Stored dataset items
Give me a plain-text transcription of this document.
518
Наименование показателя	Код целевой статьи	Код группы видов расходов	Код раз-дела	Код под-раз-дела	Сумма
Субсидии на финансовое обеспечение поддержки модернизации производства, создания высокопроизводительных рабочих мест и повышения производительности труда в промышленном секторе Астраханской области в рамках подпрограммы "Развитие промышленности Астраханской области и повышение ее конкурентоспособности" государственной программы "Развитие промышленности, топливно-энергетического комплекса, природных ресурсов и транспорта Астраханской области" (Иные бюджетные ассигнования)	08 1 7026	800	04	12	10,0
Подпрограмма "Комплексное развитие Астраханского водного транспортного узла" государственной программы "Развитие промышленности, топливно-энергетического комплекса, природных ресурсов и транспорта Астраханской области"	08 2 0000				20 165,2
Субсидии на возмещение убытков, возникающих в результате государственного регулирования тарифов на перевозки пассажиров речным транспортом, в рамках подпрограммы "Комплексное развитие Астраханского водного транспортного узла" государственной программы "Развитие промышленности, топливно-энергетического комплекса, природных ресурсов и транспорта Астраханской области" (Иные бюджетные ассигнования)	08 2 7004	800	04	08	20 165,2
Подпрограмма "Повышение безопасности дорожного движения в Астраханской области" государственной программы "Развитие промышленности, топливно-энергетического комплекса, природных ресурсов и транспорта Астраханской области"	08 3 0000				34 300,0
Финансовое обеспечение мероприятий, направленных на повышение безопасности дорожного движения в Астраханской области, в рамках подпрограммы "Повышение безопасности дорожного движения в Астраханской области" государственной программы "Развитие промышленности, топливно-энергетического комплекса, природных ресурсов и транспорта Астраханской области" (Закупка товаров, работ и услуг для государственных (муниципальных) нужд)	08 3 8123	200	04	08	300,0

• _Task prompt_
Extract, from the listing above, every line where the string "Подпрограмма" occurs.

• _Complete answer_
Подпрограмма "Комплексное развитие Астраханского водного транспортного узла" государственной программы "Развитие промышленности, топливно-энергетического комплекса, природных ресурсов и транспорта Астраханской области"	08 2 0000				20 165,2
Подпрограмма "Повышение безопасности дорожного движения в Астраханской области" государственной программы "Развитие промышленности, топливно-энергетического комплекса, природных ресурсов и транспорта Астраханской области"	08 3 0000				34 300,0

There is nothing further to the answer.